------ Material to process

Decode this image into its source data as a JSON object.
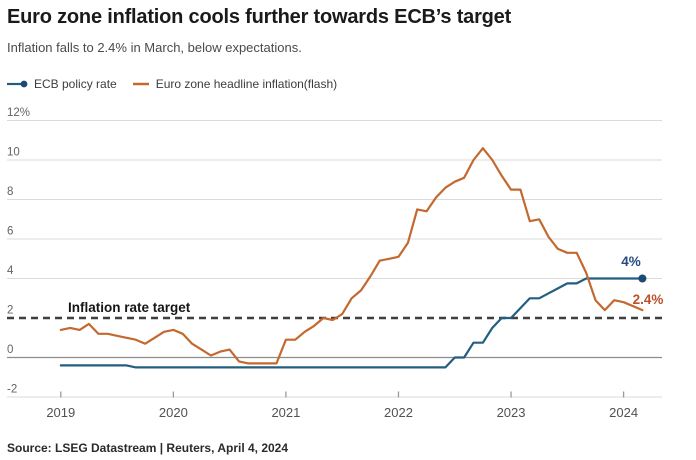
{
  "footer": {
    "source": "Source: LSEG Datastream | Reuters, April 4, 2024"
  },
  "colors": {
    "ecb_blue": "#235e80",
    "ecb_dot_blue": "#1c4a70",
    "ecb_label_blue": "#27497c",
    "inflation_orange": "#c3692f",
    "inflation_label_orange": "#bc4f2a",
    "grid": "#dbdbdb",
    "zero_line": "#8c8c8c",
    "axis_tick": "#9a9a9a",
    "target_dash": "#3f3f3f"
  },
  "chart_data": {
    "type": "line",
    "title": "Euro zone inflation cools further towards ECB’s target",
    "subtitle": "Inflation falls to 2.4% in March, below expectations.",
    "frequency": "monthly",
    "x_start": "2019-01",
    "x_end": "2024-03",
    "ylim": [
      -2,
      12
    ],
    "grid": true,
    "legend_position": "top-left",
    "y_axis": {
      "ticks": [
        {
          "label": "12%",
          "value": 12
        },
        {
          "label": "10",
          "value": 10
        },
        {
          "label": "8",
          "value": 8
        },
        {
          "label": "6",
          "value": 6
        },
        {
          "label": "4",
          "value": 4
        },
        {
          "label": "2",
          "value": 2
        },
        {
          "label": "0",
          "value": 0
        },
        {
          "label": "-2",
          "value": -2
        }
      ],
      "zero_line_value": 0,
      "target_line": {
        "value": 2,
        "label": "Inflation rate target"
      }
    },
    "x_axis": {
      "ticks": [
        {
          "label": "2019",
          "year": 2019
        },
        {
          "label": "2020",
          "year": 2020
        },
        {
          "label": "2021",
          "year": 2021
        },
        {
          "label": "2022",
          "year": 2022
        },
        {
          "label": "2023",
          "year": 2023
        },
        {
          "label": "2024",
          "year": 2024
        }
      ]
    },
    "series": [
      {
        "key": "ecb-policy-rate",
        "name": "ECB policy rate",
        "color": "#235e80",
        "end_dot": true,
        "end_label": "4%",
        "values": [
          -0.4,
          -0.4,
          -0.4,
          -0.4,
          -0.4,
          -0.4,
          -0.4,
          -0.4,
          -0.5,
          -0.5,
          -0.5,
          -0.5,
          -0.5,
          -0.5,
          -0.5,
          -0.5,
          -0.5,
          -0.5,
          -0.5,
          -0.5,
          -0.5,
          -0.5,
          -0.5,
          -0.5,
          -0.5,
          -0.5,
          -0.5,
          -0.5,
          -0.5,
          -0.5,
          -0.5,
          -0.5,
          -0.5,
          -0.5,
          -0.5,
          -0.5,
          -0.5,
          -0.5,
          -0.5,
          -0.5,
          -0.5,
          -0.5,
          0.0,
          0.0,
          0.75,
          0.75,
          1.5,
          2.0,
          2.0,
          2.5,
          3.0,
          3.0,
          3.25,
          3.5,
          3.75,
          3.75,
          4.0,
          4.0,
          4.0,
          4.0,
          4.0,
          4.0,
          4.0
        ]
      },
      {
        "key": "headline-inflation",
        "name": "Euro zone headline inflation(flash)",
        "color": "#c3692f",
        "end_dot": false,
        "end_label": "2.4%",
        "values": [
          1.4,
          1.5,
          1.4,
          1.7,
          1.2,
          1.2,
          1.1,
          1.0,
          0.9,
          0.7,
          1.0,
          1.3,
          1.4,
          1.2,
          0.7,
          0.4,
          0.1,
          0.3,
          0.4,
          -0.2,
          -0.3,
          -0.3,
          -0.3,
          -0.3,
          0.9,
          0.9,
          1.3,
          1.6,
          2.0,
          1.9,
          2.2,
          3.0,
          3.4,
          4.1,
          4.9,
          5.0,
          5.1,
          5.8,
          7.5,
          7.4,
          8.1,
          8.6,
          8.9,
          9.1,
          10.0,
          10.6,
          10.0,
          9.2,
          8.5,
          8.5,
          6.9,
          7.0,
          6.1,
          5.5,
          5.3,
          5.3,
          4.3,
          2.9,
          2.4,
          2.9,
          2.8,
          2.6,
          2.4
        ]
      }
    ]
  }
}
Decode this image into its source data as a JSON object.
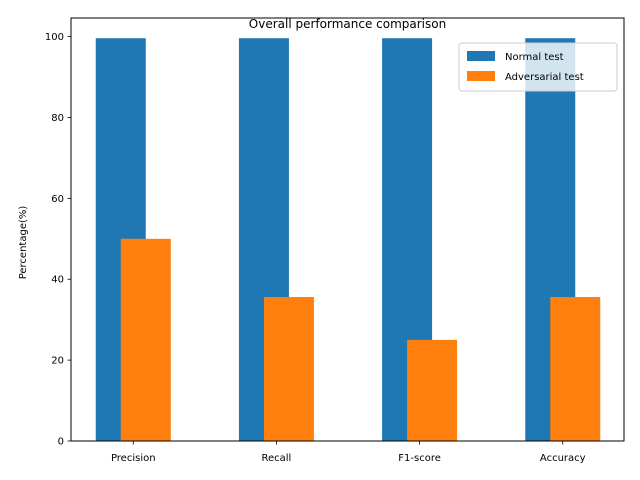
{
  "chart_data": {
    "type": "bar",
    "title": "Overall performance comparison",
    "xlabel": "",
    "ylabel": "Percentage(%)",
    "categories": [
      "Precision",
      "Recall",
      "F1-score",
      "Accuracy"
    ],
    "series": [
      {
        "name": "Normal test",
        "values": [
          99.6,
          99.6,
          99.6,
          99.6
        ],
        "color": "#1f77b4"
      },
      {
        "name": "Adversarial test",
        "values": [
          50.0,
          35.6,
          25.0,
          35.6
        ],
        "color": "#ff7f0e"
      }
    ],
    "ylim": [
      0,
      104.6
    ],
    "yticks": [
      0,
      20,
      40,
      60,
      80,
      100
    ],
    "grid": false,
    "legend_position": "top-right"
  }
}
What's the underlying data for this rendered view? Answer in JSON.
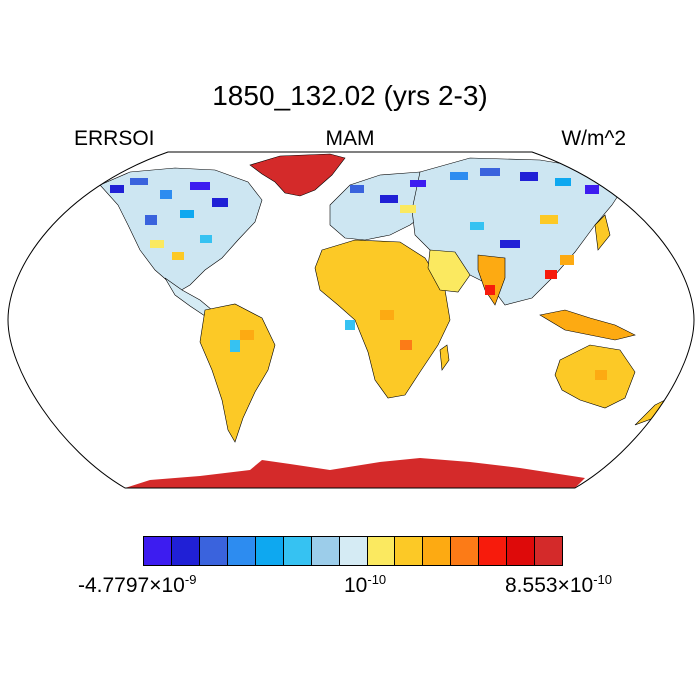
{
  "title": "1850_132.02 (yrs 2-3)",
  "variable": "ERRSOI",
  "season": "MAM",
  "units": "W/m^2",
  "projection": "Robinson",
  "colorbar": {
    "colors": [
      "#3d1cf0",
      "#2020d6",
      "#3a63dd",
      "#2d8cf0",
      "#0ea8f0",
      "#36c2f2",
      "#9ccdea",
      "#d5ebf4",
      "#fbe960",
      "#fcc926",
      "#fdaa12",
      "#fc7b17",
      "#f71b0c",
      "#de0a0a",
      "#d42a2a"
    ],
    "min_label": {
      "mantissa": "-4.7797×10",
      "exponent": "-9"
    },
    "mid_label": {
      "mantissa": "10",
      "exponent": "-10"
    },
    "max_label": {
      "mantissa": "8.553×10",
      "exponent": "-10"
    }
  }
}
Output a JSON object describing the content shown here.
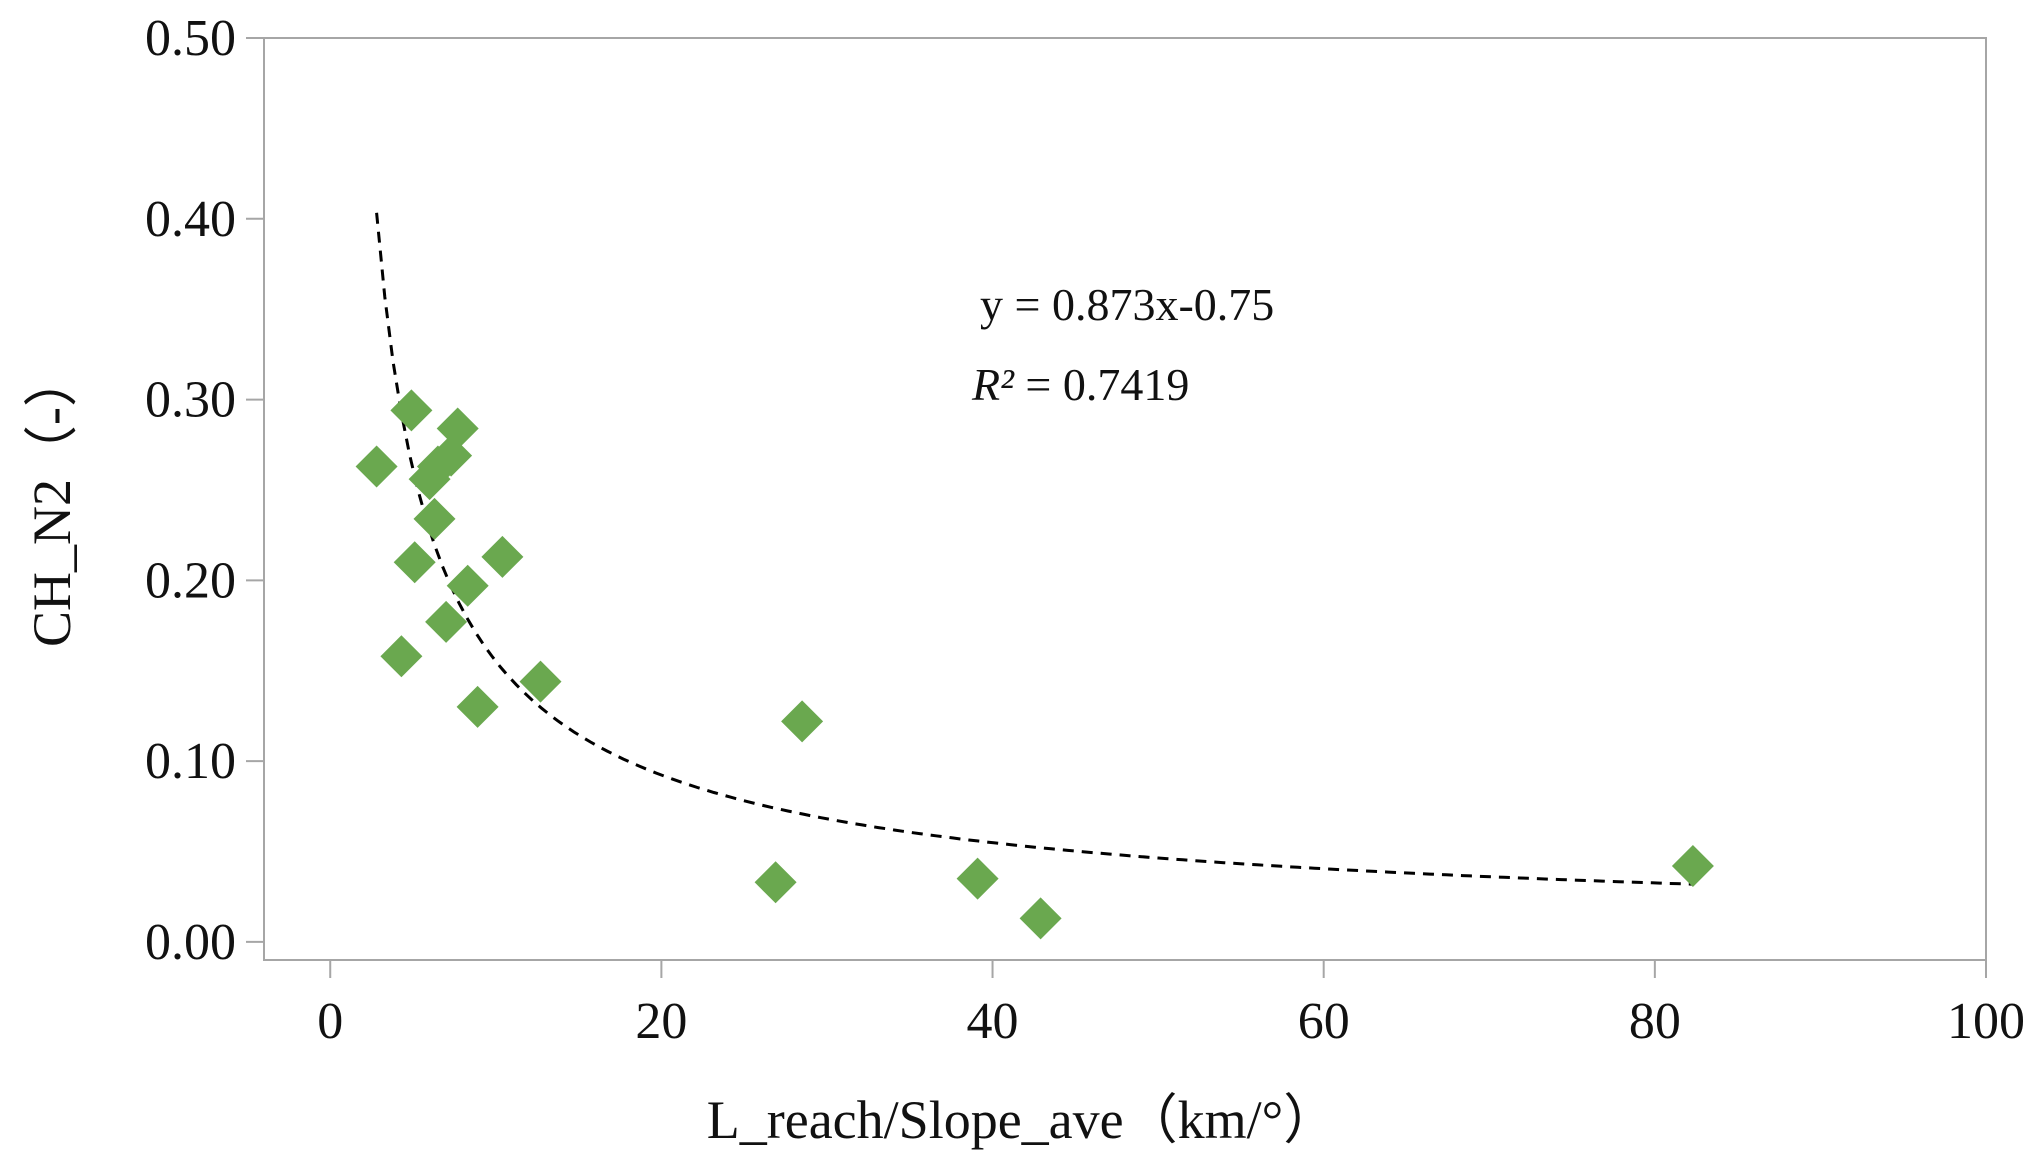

------------

What the task asks: Report every line in the data above in which the word "zone" appears.

Correct response:
    "title": "Euro zone inflation cools further towards ECB’s target",
        "name": "Euro zone headline inflation(flash)",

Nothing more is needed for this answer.